● **The task**: Each record below should be output verbatim, without pictures.

● **Data supplied**:
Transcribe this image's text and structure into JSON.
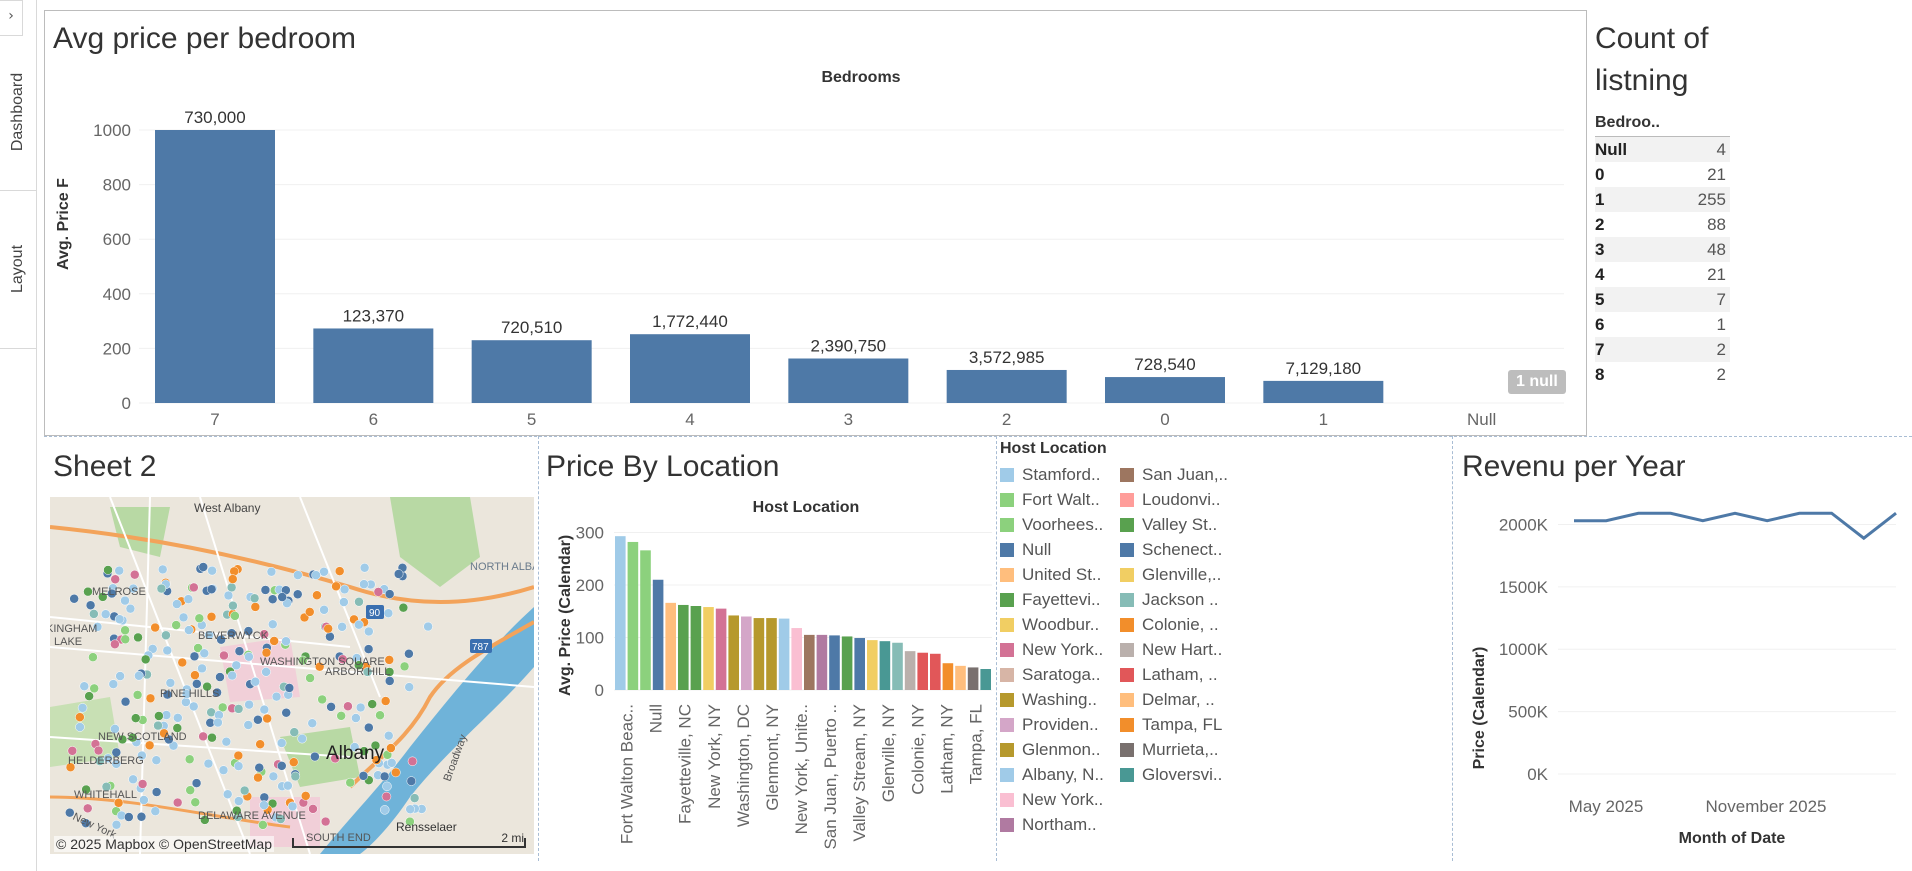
{
  "sidebar": {
    "toggle_icon": "chevron-right-icon",
    "tabs": [
      {
        "label": "Dashboard"
      },
      {
        "label": "Layout"
      }
    ]
  },
  "bedroom_chart": {
    "title": "Avg price per bedroom",
    "header": "Bedrooms",
    "ylabel": "Avg. Price F",
    "null_badge": "1 null",
    "chart_data": {
      "type": "bar",
      "categories": [
        "7",
        "6",
        "5",
        "4",
        "3",
        "2",
        "0",
        "1",
        "Null"
      ],
      "values": [
        1000,
        273,
        230,
        252,
        163,
        121,
        95,
        81,
        null
      ],
      "data_labels": [
        "730,000",
        "123,370",
        "720,510",
        "1,772,440",
        "2,390,750",
        "3,572,985",
        "728,540",
        "7,129,180",
        ""
      ],
      "yticks": [
        "0",
        "200",
        "400",
        "600",
        "800",
        "1000"
      ],
      "ylim": [
        0,
        1000
      ],
      "color": "#4e79a7"
    }
  },
  "count_table": {
    "title_line1": "Count of",
    "title_line2": "listning",
    "header": "Bedroo..",
    "rows": [
      {
        "k": "Null",
        "v": "4"
      },
      {
        "k": "0",
        "v": "21"
      },
      {
        "k": "1",
        "v": "255"
      },
      {
        "k": "2",
        "v": "88"
      },
      {
        "k": "3",
        "v": "48"
      },
      {
        "k": "4",
        "v": "21"
      },
      {
        "k": "5",
        "v": "7"
      },
      {
        "k": "6",
        "v": "1"
      },
      {
        "k": "7",
        "v": "2"
      },
      {
        "k": "8",
        "v": "2"
      }
    ]
  },
  "map_panel": {
    "title": "Sheet 2",
    "attribution": "© 2025 Mapbox © OpenStreetMap",
    "scale_label": "2 mi",
    "labels": {
      "west_albany": "West Albany",
      "north_albany": "NORTH\nALBANY",
      "melrose": "MELROSE",
      "beverwyck": "BEVERWYCK",
      "washington_square": "WASHINGTON\nSQUARE",
      "arbor_hill": "ARBOR HILL",
      "pine_hills": "PINE HILLS",
      "new_scotland": "NEW\nSCOTLAND",
      "helderberg": "HELDERBERG",
      "whitehall": "WHITEHALL",
      "delaware": "DELAWARE\nAVENUE",
      "south_end": "SOUTH END",
      "albany": "Albany",
      "rensselaer": "Rensselaer",
      "broadway": "Broadway",
      "new_york": "New York",
      "i90": "90",
      "i787": "787",
      "lake": "LAKE",
      "kingham": "KINGHAM"
    }
  },
  "location_chart": {
    "title": "Price By Location",
    "header": "Host Location",
    "ylabel": "Avg. Price (Calendar)",
    "chart_data": {
      "type": "bar",
      "values": [
        293,
        282,
        266,
        210,
        166,
        162,
        160,
        158,
        155,
        142,
        140,
        137,
        137,
        136,
        118,
        105,
        105,
        104,
        102,
        99,
        95,
        93,
        90,
        74,
        71,
        69,
        51,
        46,
        43,
        40
      ],
      "colors": [
        "#a0cbe8",
        "#8cd17d",
        "#8cd17d",
        "#4e79a7",
        "#ffbe7d",
        "#59a14f",
        "#59a14f",
        "#f1ce63",
        "#d37295",
        "#b6992d",
        "#d4a6c8",
        "#b6992d",
        "#b6992d",
        "#a0cbe8",
        "#fabfd2",
        "#9d7660",
        "#b07aa1",
        "#4e79a7",
        "#59a14f",
        "#4e79a7",
        "#f1ce63",
        "#499894",
        "#86bcb6",
        "#bab0ac",
        "#e15759",
        "#e15759",
        "#f28e2b",
        "#ffbe7d",
        "#79706e",
        "#499894"
      ],
      "xlabels": [
        "Fort Walton Beac..",
        "Null",
        "Fayetteville, NC",
        "New York, NY",
        "Washington, DC",
        "Glenmont, NY",
        "New York, Unite..",
        "San Juan, Puerto ..",
        "Valley Stream, NY",
        "Glenville, NY",
        "Colonie, NY",
        "Latham, NY",
        "Tampa, FL"
      ],
      "yticks": [
        "0",
        "100",
        "200",
        "300"
      ],
      "ylim": [
        0,
        320
      ]
    }
  },
  "legend": {
    "header": "Host Location",
    "col1": [
      {
        "label": "Stamford..",
        "color": "#a0cbe8"
      },
      {
        "label": "Fort Walt..",
        "color": "#8cd17d"
      },
      {
        "label": "Voorhees..",
        "color": "#8cd17d"
      },
      {
        "label": "Null",
        "color": "#4e79a7"
      },
      {
        "label": "United St..",
        "color": "#ffbe7d"
      },
      {
        "label": "Fayettevi..",
        "color": "#59a14f"
      },
      {
        "label": "Woodbur..",
        "color": "#f1ce63"
      },
      {
        "label": "New York..",
        "color": "#d37295"
      },
      {
        "label": "Saratoga..",
        "color": "#d7b5a6"
      },
      {
        "label": "Washing..",
        "color": "#b6992d"
      },
      {
        "label": "Providen..",
        "color": "#d4a6c8"
      },
      {
        "label": "Glenmon..",
        "color": "#b6992d"
      },
      {
        "label": "Albany, N..",
        "color": "#a0cbe8"
      },
      {
        "label": "New York..",
        "color": "#fabfd2"
      },
      {
        "label": "Northam..",
        "color": "#b07aa1"
      }
    ],
    "col2": [
      {
        "label": "San Juan,..",
        "color": "#9d7660"
      },
      {
        "label": "Loudonvi..",
        "color": "#ff9d9a"
      },
      {
        "label": "Valley St..",
        "color": "#59a14f"
      },
      {
        "label": "Schenect..",
        "color": "#4e79a7"
      },
      {
        "label": "Glenville,..",
        "color": "#f1ce63"
      },
      {
        "label": "Jackson ..",
        "color": "#86bcb6"
      },
      {
        "label": "Colonie, ..",
        "color": "#f28e2b"
      },
      {
        "label": "New Hart..",
        "color": "#bab0ac"
      },
      {
        "label": "Latham, ..",
        "color": "#e15759"
      },
      {
        "label": "Delmar, ..",
        "color": "#ffbe7d"
      },
      {
        "label": "Tampa, FL",
        "color": "#f28e2b"
      },
      {
        "label": "Murrieta,..",
        "color": "#79706e"
      },
      {
        "label": "Gloversvi..",
        "color": "#499894"
      }
    ]
  },
  "revenue_chart": {
    "title": "Revenu per Year",
    "ylabel": "Price (Calendar)",
    "xlabel": "Month of Date",
    "chart_data": {
      "type": "line",
      "values": [
        2030000,
        2030000,
        2090000,
        2090000,
        2030000,
        2090000,
        2030000,
        2090000,
        2090000,
        1890000,
        2090000
      ],
      "yticks": [
        "0K",
        "500K",
        "1000K",
        "1500K",
        "2000K"
      ],
      "xticks": [
        "May 2025",
        "November 2025"
      ],
      "ylim": [
        0,
        2100000
      ],
      "color": "#4e79a7"
    }
  }
}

● **Final answer**:
Transcribe this image's text and structure into JSON.
{
  "sidebar": {
    "toggle_icon": "chevron-right-icon",
    "tabs": [
      {
        "label": "Dashboard"
      },
      {
        "label": "Layout"
      }
    ]
  },
  "bedroom_chart": {
    "title": "Avg price per bedroom",
    "header": "Bedrooms",
    "ylabel": "Avg. Price F",
    "null_badge": "1 null",
    "chart_data": {
      "type": "bar",
      "categories": [
        "7",
        "6",
        "5",
        "4",
        "3",
        "2",
        "0",
        "1",
        "Null"
      ],
      "values": [
        1000,
        273,
        230,
        252,
        163,
        121,
        95,
        81,
        null
      ],
      "data_labels": [
        "730,000",
        "123,370",
        "720,510",
        "1,772,440",
        "2,390,750",
        "3,572,985",
        "728,540",
        "7,129,180",
        ""
      ],
      "yticks": [
        "0",
        "200",
        "400",
        "600",
        "800",
        "1000"
      ],
      "ylim": [
        0,
        1000
      ],
      "color": "#4e79a7"
    }
  },
  "count_table": {
    "title_line1": "Count of",
    "title_line2": "listning",
    "header": "Bedroo..",
    "rows": [
      {
        "k": "Null",
        "v": "4"
      },
      {
        "k": "0",
        "v": "21"
      },
      {
        "k": "1",
        "v": "255"
      },
      {
        "k": "2",
        "v": "88"
      },
      {
        "k": "3",
        "v": "48"
      },
      {
        "k": "4",
        "v": "21"
      },
      {
        "k": "5",
        "v": "7"
      },
      {
        "k": "6",
        "v": "1"
      },
      {
        "k": "7",
        "v": "2"
      },
      {
        "k": "8",
        "v": "2"
      }
    ]
  },
  "map_panel": {
    "title": "Sheet 2",
    "attribution": "© 2025 Mapbox © OpenStreetMap",
    "scale_label": "2 mi",
    "labels": {
      "west_albany": "West Albany",
      "north_albany": "NORTH\nALBANY",
      "melrose": "MELROSE",
      "beverwyck": "BEVERWYCK",
      "washington_square": "WASHINGTON\nSQUARE",
      "arbor_hill": "ARBOR HILL",
      "pine_hills": "PINE HILLS",
      "new_scotland": "NEW\nSCOTLAND",
      "helderberg": "HELDERBERG",
      "whitehall": "WHITEHALL",
      "delaware": "DELAWARE\nAVENUE",
      "south_end": "SOUTH END",
      "albany": "Albany",
      "rensselaer": "Rensselaer",
      "broadway": "Broadway",
      "new_york": "New York",
      "i90": "90",
      "i787": "787",
      "lake": "LAKE",
      "kingham": "KINGHAM"
    }
  },
  "location_chart": {
    "title": "Price By Location",
    "header": "Host Location",
    "ylabel": "Avg. Price (Calendar)",
    "chart_data": {
      "type": "bar",
      "values": [
        293,
        282,
        266,
        210,
        166,
        162,
        160,
        158,
        155,
        142,
        140,
        137,
        137,
        136,
        118,
        105,
        105,
        104,
        102,
        99,
        95,
        93,
        90,
        74,
        71,
        69,
        51,
        46,
        43,
        40
      ],
      "colors": [
        "#a0cbe8",
        "#8cd17d",
        "#8cd17d",
        "#4e79a7",
        "#ffbe7d",
        "#59a14f",
        "#59a14f",
        "#f1ce63",
        "#d37295",
        "#b6992d",
        "#d4a6c8",
        "#b6992d",
        "#b6992d",
        "#a0cbe8",
        "#fabfd2",
        "#9d7660",
        "#b07aa1",
        "#4e79a7",
        "#59a14f",
        "#4e79a7",
        "#f1ce63",
        "#499894",
        "#86bcb6",
        "#bab0ac",
        "#e15759",
        "#e15759",
        "#f28e2b",
        "#ffbe7d",
        "#79706e",
        "#499894"
      ],
      "xlabels": [
        "Fort Walton Beac..",
        "Null",
        "Fayetteville, NC",
        "New York, NY",
        "Washington, DC",
        "Glenmont, NY",
        "New York, Unite..",
        "San Juan, Puerto ..",
        "Valley Stream, NY",
        "Glenville, NY",
        "Colonie, NY",
        "Latham, NY",
        "Tampa, FL"
      ],
      "yticks": [
        "0",
        "100",
        "200",
        "300"
      ],
      "ylim": [
        0,
        320
      ]
    }
  },
  "legend": {
    "header": "Host Location",
    "col1": [
      {
        "label": "Stamford..",
        "color": "#a0cbe8"
      },
      {
        "label": "Fort Walt..",
        "color": "#8cd17d"
      },
      {
        "label": "Voorhees..",
        "color": "#8cd17d"
      },
      {
        "label": "Null",
        "color": "#4e79a7"
      },
      {
        "label": "United St..",
        "color": "#ffbe7d"
      },
      {
        "label": "Fayettevi..",
        "color": "#59a14f"
      },
      {
        "label": "Woodbur..",
        "color": "#f1ce63"
      },
      {
        "label": "New York..",
        "color": "#d37295"
      },
      {
        "label": "Saratoga..",
        "color": "#d7b5a6"
      },
      {
        "label": "Washing..",
        "color": "#b6992d"
      },
      {
        "label": "Providen..",
        "color": "#d4a6c8"
      },
      {
        "label": "Glenmon..",
        "color": "#b6992d"
      },
      {
        "label": "Albany, N..",
        "color": "#a0cbe8"
      },
      {
        "label": "New York..",
        "color": "#fabfd2"
      },
      {
        "label": "Northam..",
        "color": "#b07aa1"
      }
    ],
    "col2": [
      {
        "label": "San Juan,..",
        "color": "#9d7660"
      },
      {
        "label": "Loudonvi..",
        "color": "#ff9d9a"
      },
      {
        "label": "Valley St..",
        "color": "#59a14f"
      },
      {
        "label": "Schenect..",
        "color": "#4e79a7"
      },
      {
        "label": "Glenville,..",
        "color": "#f1ce63"
      },
      {
        "label": "Jackson ..",
        "color": "#86bcb6"
      },
      {
        "label": "Colonie, ..",
        "color": "#f28e2b"
      },
      {
        "label": "New Hart..",
        "color": "#bab0ac"
      },
      {
        "label": "Latham, ..",
        "color": "#e15759"
      },
      {
        "label": "Delmar, ..",
        "color": "#ffbe7d"
      },
      {
        "label": "Tampa, FL",
        "color": "#f28e2b"
      },
      {
        "label": "Murrieta,..",
        "color": "#79706e"
      },
      {
        "label": "Gloversvi..",
        "color": "#499894"
      }
    ]
  },
  "revenue_chart": {
    "title": "Revenu per Year",
    "ylabel": "Price (Calendar)",
    "xlabel": "Month of Date",
    "chart_data": {
      "type": "line",
      "values": [
        2030000,
        2030000,
        2090000,
        2090000,
        2030000,
        2090000,
        2030000,
        2090000,
        2090000,
        1890000,
        2090000
      ],
      "yticks": [
        "0K",
        "500K",
        "1000K",
        "1500K",
        "2000K"
      ],
      "xticks": [
        "May 2025",
        "November 2025"
      ],
      "ylim": [
        0,
        2100000
      ],
      "color": "#4e79a7"
    }
  }
}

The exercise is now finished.